[Figure collection entries]
#####

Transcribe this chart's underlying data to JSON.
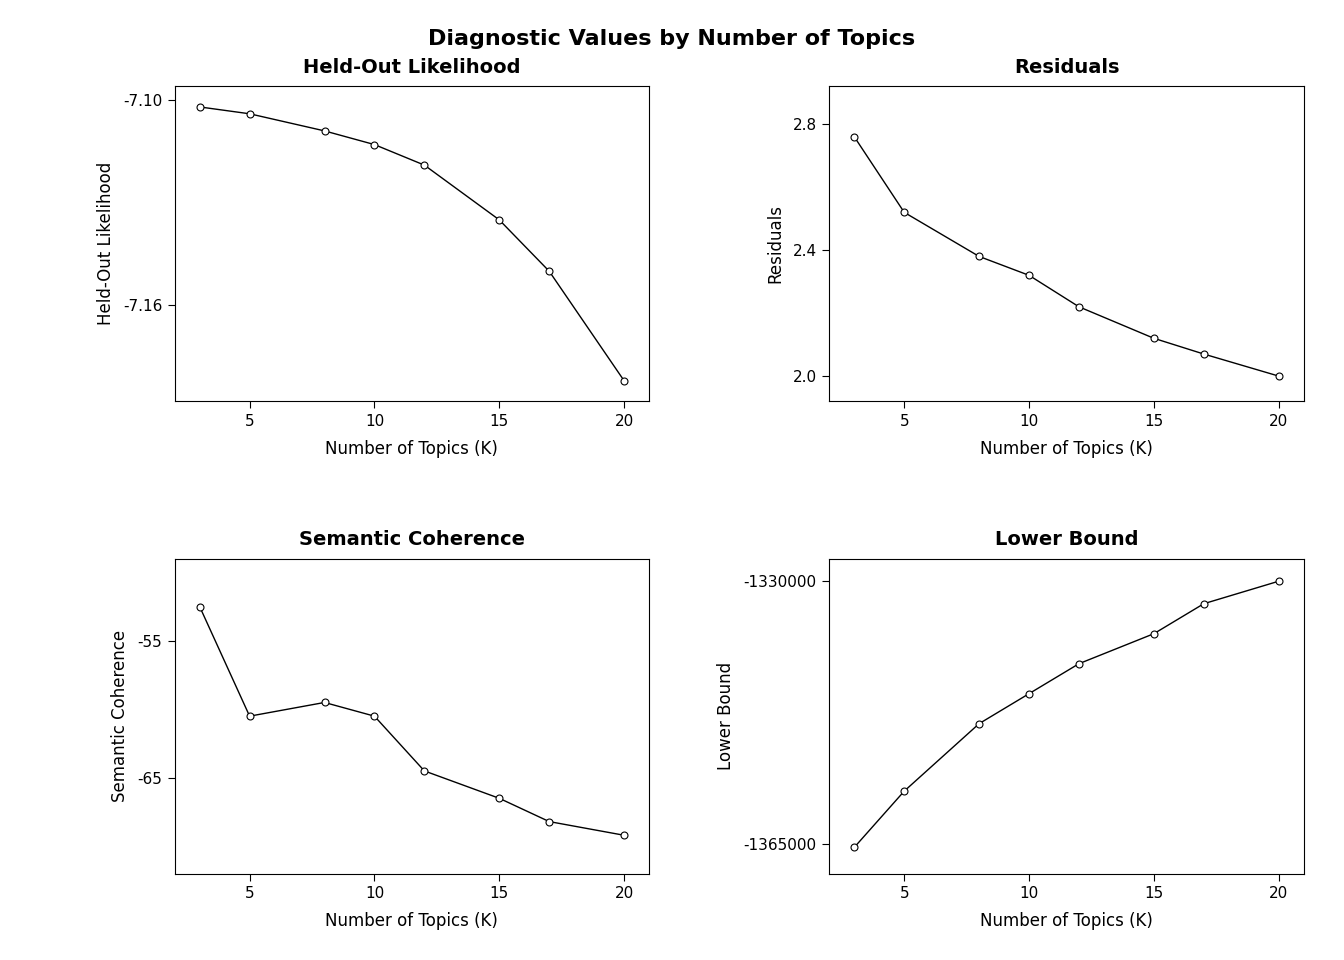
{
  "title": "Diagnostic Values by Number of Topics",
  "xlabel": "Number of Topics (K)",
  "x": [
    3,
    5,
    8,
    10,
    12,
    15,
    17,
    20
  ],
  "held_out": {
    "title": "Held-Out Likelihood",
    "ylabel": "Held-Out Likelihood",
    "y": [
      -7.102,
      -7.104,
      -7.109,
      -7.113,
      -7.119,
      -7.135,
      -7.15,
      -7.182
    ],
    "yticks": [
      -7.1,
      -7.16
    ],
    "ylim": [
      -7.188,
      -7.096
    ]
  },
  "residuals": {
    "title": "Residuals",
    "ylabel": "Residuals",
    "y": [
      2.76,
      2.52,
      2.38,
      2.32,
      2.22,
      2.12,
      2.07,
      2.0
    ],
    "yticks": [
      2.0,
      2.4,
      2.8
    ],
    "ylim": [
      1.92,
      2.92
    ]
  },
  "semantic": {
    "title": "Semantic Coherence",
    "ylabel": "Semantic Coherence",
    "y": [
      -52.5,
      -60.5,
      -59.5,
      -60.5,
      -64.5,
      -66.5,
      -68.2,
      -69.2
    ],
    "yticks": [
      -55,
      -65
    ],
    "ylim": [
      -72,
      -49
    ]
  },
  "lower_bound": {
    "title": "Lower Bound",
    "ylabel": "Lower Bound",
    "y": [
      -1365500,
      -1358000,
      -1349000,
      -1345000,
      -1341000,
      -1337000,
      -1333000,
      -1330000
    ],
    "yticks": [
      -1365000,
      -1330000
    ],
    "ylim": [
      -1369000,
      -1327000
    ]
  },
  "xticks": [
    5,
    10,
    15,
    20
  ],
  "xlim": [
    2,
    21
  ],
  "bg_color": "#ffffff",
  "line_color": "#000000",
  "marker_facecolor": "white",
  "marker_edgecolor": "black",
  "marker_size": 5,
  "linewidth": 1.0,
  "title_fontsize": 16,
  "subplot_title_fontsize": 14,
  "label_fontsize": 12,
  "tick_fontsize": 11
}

#####

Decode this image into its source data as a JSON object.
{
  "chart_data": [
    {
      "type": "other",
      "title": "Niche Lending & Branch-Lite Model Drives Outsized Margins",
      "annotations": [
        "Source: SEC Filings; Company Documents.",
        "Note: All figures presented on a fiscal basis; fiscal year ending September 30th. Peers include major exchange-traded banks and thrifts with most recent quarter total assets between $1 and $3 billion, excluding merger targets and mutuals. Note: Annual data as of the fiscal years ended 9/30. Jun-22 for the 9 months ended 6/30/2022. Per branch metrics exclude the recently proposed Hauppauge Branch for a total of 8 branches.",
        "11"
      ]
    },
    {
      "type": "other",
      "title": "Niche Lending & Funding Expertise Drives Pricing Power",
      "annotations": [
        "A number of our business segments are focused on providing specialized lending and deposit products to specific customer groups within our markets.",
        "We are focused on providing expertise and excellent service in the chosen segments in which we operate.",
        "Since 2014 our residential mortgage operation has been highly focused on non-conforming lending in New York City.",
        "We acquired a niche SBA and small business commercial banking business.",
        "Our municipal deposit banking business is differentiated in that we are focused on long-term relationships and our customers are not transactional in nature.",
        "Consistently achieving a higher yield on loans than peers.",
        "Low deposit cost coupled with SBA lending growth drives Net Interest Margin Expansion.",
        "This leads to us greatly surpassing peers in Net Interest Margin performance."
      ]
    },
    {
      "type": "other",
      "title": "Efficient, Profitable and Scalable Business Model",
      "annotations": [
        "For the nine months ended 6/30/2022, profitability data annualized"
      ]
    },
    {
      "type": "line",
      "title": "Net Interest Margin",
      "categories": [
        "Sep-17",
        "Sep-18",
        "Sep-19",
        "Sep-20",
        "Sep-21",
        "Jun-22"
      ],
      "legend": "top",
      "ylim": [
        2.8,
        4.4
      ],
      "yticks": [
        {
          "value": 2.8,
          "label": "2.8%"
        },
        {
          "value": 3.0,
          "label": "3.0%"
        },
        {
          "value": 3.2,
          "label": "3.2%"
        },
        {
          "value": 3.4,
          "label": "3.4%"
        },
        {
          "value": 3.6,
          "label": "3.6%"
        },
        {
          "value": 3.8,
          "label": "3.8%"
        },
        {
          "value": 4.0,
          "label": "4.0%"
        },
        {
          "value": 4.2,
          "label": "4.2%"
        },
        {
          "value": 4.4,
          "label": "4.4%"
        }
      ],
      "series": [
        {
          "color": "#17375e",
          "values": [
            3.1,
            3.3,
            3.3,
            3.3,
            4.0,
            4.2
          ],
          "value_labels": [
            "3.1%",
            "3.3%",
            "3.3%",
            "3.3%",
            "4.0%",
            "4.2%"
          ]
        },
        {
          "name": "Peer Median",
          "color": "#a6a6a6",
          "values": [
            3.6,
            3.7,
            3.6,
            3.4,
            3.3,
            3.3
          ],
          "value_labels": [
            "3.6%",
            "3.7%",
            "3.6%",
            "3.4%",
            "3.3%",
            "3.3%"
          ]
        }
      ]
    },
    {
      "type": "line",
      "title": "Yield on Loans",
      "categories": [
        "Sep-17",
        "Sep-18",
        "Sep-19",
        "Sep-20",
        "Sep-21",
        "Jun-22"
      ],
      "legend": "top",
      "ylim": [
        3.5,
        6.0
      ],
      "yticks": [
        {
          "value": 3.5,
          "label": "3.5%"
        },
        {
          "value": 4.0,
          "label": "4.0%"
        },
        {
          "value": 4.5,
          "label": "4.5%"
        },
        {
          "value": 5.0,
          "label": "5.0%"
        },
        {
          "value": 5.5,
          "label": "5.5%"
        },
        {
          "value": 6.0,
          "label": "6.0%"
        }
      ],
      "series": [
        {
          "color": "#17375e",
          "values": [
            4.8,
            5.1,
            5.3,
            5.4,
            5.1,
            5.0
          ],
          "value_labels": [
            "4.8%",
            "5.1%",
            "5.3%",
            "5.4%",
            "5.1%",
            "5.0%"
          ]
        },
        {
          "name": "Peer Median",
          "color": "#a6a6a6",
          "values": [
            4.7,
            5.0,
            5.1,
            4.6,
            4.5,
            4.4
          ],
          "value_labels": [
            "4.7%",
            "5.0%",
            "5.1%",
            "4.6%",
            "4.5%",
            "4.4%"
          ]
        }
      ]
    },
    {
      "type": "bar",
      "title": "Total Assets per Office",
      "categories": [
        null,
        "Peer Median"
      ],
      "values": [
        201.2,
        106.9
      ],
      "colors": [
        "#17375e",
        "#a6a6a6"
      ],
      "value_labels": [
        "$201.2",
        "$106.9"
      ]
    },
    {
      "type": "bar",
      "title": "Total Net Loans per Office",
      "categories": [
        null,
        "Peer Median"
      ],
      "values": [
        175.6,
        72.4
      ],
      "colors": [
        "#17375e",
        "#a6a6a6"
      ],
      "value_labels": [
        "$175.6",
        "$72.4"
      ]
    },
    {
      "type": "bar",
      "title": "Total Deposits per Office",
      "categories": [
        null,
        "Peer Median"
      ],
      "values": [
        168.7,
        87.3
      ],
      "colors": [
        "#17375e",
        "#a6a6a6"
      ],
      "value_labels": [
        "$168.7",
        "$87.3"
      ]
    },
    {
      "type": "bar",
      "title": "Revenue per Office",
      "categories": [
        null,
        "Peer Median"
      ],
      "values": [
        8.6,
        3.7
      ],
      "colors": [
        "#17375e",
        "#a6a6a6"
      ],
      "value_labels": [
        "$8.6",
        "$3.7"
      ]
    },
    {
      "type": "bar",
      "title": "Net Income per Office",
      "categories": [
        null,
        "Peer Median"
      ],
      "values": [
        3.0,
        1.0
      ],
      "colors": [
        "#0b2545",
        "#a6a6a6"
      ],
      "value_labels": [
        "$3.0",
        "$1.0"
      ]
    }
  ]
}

#####

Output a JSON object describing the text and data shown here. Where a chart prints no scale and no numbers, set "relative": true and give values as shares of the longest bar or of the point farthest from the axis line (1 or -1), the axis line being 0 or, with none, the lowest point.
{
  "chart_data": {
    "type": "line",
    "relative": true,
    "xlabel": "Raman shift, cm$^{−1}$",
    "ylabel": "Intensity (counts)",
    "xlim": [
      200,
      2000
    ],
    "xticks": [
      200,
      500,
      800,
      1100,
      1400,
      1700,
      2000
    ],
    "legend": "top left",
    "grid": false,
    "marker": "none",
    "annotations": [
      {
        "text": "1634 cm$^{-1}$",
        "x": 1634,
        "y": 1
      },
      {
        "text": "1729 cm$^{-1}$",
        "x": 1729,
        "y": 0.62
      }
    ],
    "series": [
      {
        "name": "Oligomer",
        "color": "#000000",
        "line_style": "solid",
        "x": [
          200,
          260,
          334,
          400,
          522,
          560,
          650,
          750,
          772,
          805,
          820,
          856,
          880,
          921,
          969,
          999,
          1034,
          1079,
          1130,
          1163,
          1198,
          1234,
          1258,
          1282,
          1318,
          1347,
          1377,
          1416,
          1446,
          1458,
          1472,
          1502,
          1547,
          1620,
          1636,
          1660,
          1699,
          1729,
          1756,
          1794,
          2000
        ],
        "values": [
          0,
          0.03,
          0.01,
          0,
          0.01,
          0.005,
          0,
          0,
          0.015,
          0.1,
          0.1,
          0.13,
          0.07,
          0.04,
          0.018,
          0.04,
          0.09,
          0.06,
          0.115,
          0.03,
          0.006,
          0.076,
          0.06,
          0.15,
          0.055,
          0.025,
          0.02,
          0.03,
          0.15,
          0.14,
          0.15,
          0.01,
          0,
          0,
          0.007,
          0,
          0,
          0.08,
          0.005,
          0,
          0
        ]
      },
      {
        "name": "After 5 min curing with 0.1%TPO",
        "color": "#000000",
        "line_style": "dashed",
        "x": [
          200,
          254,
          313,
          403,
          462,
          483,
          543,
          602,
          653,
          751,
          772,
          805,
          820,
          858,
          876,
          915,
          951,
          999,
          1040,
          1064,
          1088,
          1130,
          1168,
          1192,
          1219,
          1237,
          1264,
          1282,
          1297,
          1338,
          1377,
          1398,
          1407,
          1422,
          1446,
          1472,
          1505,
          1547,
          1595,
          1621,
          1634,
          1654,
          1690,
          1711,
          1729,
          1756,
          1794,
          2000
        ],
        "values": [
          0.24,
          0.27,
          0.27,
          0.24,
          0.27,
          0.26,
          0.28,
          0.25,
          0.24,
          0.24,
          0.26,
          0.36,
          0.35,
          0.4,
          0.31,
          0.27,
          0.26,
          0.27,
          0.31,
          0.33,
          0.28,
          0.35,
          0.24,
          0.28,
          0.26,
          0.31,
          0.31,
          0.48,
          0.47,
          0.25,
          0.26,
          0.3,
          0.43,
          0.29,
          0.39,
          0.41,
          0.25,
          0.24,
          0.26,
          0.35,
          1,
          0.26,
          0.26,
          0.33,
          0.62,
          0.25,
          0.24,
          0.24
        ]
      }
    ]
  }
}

#####

__What is required__:
Pull out all lines from the listing that contain the string "object".

__Output__:
Decode this image into its source data as a JSON object.
Output a JSON object describing the text and data shown here. Where a chart prints no scale and no numbers, set "relative": true and give values as shares of the longest bar or of the point farthest from the axis line (1 or -1), the axis line being 0 or, with none, the lowest point.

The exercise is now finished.